Especially if the 1/8 turns to 1/100 because the distribution is not random
uniform _for some_ due to a wrong/bugged mechanism that chooses the
loottables (which all in all viewed together DO have a random uniform
distribution)

> > That's exactly my point, as I already wrote. I'd discount it if it were
> > only ONE streak. It's many concurrently, for weeks (as long as we had
> > the same person opening the instance). It sucks.
>
> There's another reason I don't buy this. For the random-number-seed
> theory to hold water, you'd have to get _exactly_ the same drops from
> week to week -- every single one would have to be identical. That's
> the way random number generators work; seeding them with the same
> number produces exactly the same result every single time. Seeding
> them with a similar number does _not_ produce a similar result -- it
> produces a completely different result. Unless you were getting
> exactly the same loot from week to week -- and by your own admission
> you were not -- then you weren't running with the same random number
> seed.

See the message where I described how I see it works. This theory of mine
does in fact explain it why some are affected and others aren't and also
why it is NOT 100% guaranteed to get drop X.

> You have my sympathies if you've gotten a string of loot you don't
> like, but I don't believe for a second that it's anything other than
> your own luck.

Not just mine.. but oh well. This really is my last answer to this topic.
It eats too much time for too few gains. I need to get some strictly
deterministic work get done now. Thanks for listening and I wish you all
better luck than what happend to us. If not, well I explained how you can
safe the day once the problem is identified.

Jack D

unread,
Dec 8, 2005, 5:05:35 AM12/8/05
to
On 2005-12-08 09:24:25 +0100, "Christian Stauffer"
<wildc...@bluewin.ch> said:

> Why do you think there had to be a relation between the raidleaders class
> and the drops? Noone has been talking about a relation between the
> raidleaders class and the drop tables, why do you?
> As someone said, random number generators use seeds. Assumptions are this
> seeds are based on a character. This could be his charname, his account
> name, the date he joined the guild/the game, anything.

#### SET EXERCISE 1
Output the part of the records that opens with the line containing "x-tick-label: Label 04" and closes with the line containing "bar bbox=[188, 261, 220, 392]", both lines included, and nothing more.
The forum thread and the records below it come from separate sources.

#### DATA FOR THIS EXERCISE
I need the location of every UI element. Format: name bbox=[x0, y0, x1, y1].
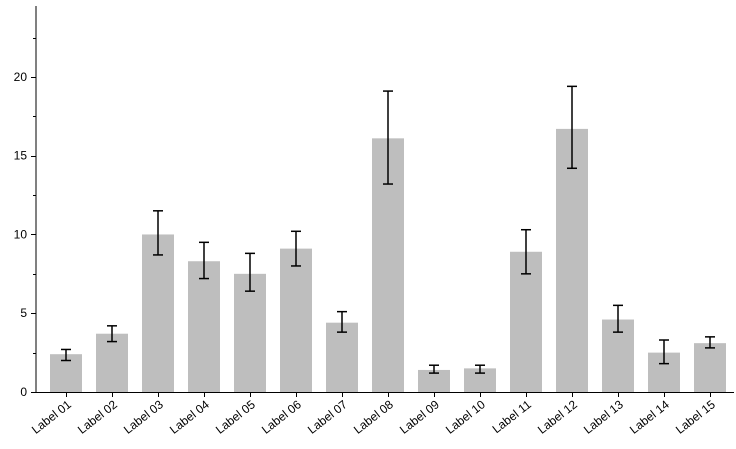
x-tick-label: Label 04 bbox=[167, 397, 212, 437]
x-tick-label: Label 11 bbox=[490, 397, 534, 436]
error-bar bbox=[521, 228, 531, 275]
bar bbox=[694, 343, 726, 392]
bar bbox=[142, 234, 174, 392]
x-tick-label: Label 01 bbox=[29, 397, 74, 437]
bar bbox=[326, 322, 358, 392]
y-tick-label: 5 bbox=[20, 306, 27, 320]
bar bbox=[96, 333, 128, 392]
error-bar bbox=[613, 304, 623, 333]
x-axis: Label 01 Label 02 Label 03 Label 04 Label 05… bbox=[29, 392, 734, 437]
error-bar bbox=[107, 325, 117, 343]
bar bbox=[510, 251, 542, 392]
x-tick-label: Label 02 bbox=[75, 397, 120, 437]
error-bar bbox=[429, 364, 439, 374]
x-tick-label: Label 12 bbox=[535, 397, 580, 437]
error-bar bbox=[337, 310, 347, 333]
x-tick-label: Label 14 bbox=[627, 397, 672, 437]
y-tick-label: 10 bbox=[14, 227, 28, 241]
error-bar bbox=[153, 210, 163, 256]
x-tick-label: Label 05 bbox=[213, 397, 258, 437]
bar bbox=[418, 369, 450, 392]
error-bar bbox=[245, 252, 255, 292]
error-bar bbox=[291, 230, 301, 267]
error-bar bbox=[705, 336, 715, 349]
bar bbox=[464, 368, 496, 392]
error-bar bbox=[61, 348, 71, 362]
error-bars-group bbox=[61, 85, 715, 374]
error-bar bbox=[199, 241, 209, 280]
x-tick-label: Label 09 bbox=[397, 397, 442, 437]
y-tick-label: 20 bbox=[14, 70, 28, 84]
error-bar bbox=[383, 90, 393, 185]
x-tick-label: Label 07 bbox=[305, 397, 350, 437]
bar bbox=[234, 273, 266, 392]
y-axis: 0 5 10 15 20 bbox=[14, 6, 37, 399]
x-tick-label: Label 15 bbox=[673, 397, 718, 437]
bar bbox=[188, 261, 220, 392]
x-tick-label: Label 10 bbox=[443, 397, 488, 437]
error-bar bbox=[567, 85, 577, 170]
x-tick-label: Label 08 bbox=[351, 397, 396, 437]
x-tick-label: Label 13 bbox=[581, 397, 626, 437]
y-tick-label: 15 bbox=[14, 149, 28, 163]
x-tick-label: Label 06 bbox=[259, 397, 304, 437]
y-tick-label: 0 bbox=[20, 385, 27, 399]
bar bbox=[556, 128, 588, 392]
bar bbox=[280, 248, 312, 392]
error-bar bbox=[659, 339, 669, 365]
x-tick-label: Label 03 bbox=[121, 397, 166, 437]
bars-group bbox=[50, 128, 726, 392]
error-bar bbox=[475, 364, 485, 374]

#### SET EXERCISE 2
Write out the part of the forum thread that opens with the words containing "Not just mine.." and closes with "problem is identified.", swapping "deterministic" for "predictable".

#### EXERCISE RESULT 1
x-tick-label: Label 04 bbox=[167, 397, 212, 437]
x-tick-label: Label 11 bbox=[490, 397, 534, 436]
error-bar bbox=[521, 228, 531, 275]
bar bbox=[694, 343, 726, 392]
bar bbox=[142, 234, 174, 392]
x-tick-label: Label 01 bbox=[29, 397, 74, 437]
bar bbox=[326, 322, 358, 392]
y-tick-label: 5 bbox=[20, 306, 27, 320]
bar bbox=[96, 333, 128, 392]
error-bar bbox=[613, 304, 623, 333]
x-axis: Label 01 Label 02 Label 03 Label 04 Label 05… bbox=[29, 392, 734, 437]
error-bar bbox=[107, 325, 117, 343]
bar bbox=[510, 251, 542, 392]
x-tick-label: Label 02 bbox=[75, 397, 120, 437]
error-bar bbox=[429, 364, 439, 374]
x-tick-label: Label 12 bbox=[535, 397, 580, 437]
error-bar bbox=[337, 310, 347, 333]
x-tick-label: Label 14 bbox=[627, 397, 672, 437]
y-tick-label: 10 bbox=[14, 227, 28, 241]
error-bar bbox=[153, 210, 163, 256]
x-tick-label: Label 05 bbox=[213, 397, 258, 437]
bar bbox=[418, 369, 450, 392]
error-bar bbox=[245, 252, 255, 292]
error-bar bbox=[291, 230, 301, 267]
error-bar bbox=[705, 336, 715, 349]
bar bbox=[464, 368, 496, 392]
error-bar bbox=[61, 348, 71, 362]
error-bars-group bbox=[61, 85, 715, 374]
error-bar bbox=[199, 241, 209, 280]
x-tick-label: Label 09 bbox=[397, 397, 442, 437]
y-tick-label: 20 bbox=[14, 70, 28, 84]
error-bar bbox=[383, 90, 393, 185]
x-tick-label: Label 07 bbox=[305, 397, 350, 437]
bar bbox=[234, 273, 266, 392]
y-axis: 0 5 10 15 20 bbox=[14, 6, 37, 399]
x-tick-label: Label 15 bbox=[673, 397, 718, 437]
bar bbox=[188, 261, 220, 392]

#### EXERCISE RESULT 2
Not just mine.. but oh well. This really is my last answer to this topic.
It eats too much time for too few gains. I need to get some strictly
predictable work get done now. Thanks for listening and I wish you all
better luck than what happend to us. If not, well I explained how you can
safe the day once the problem is identified.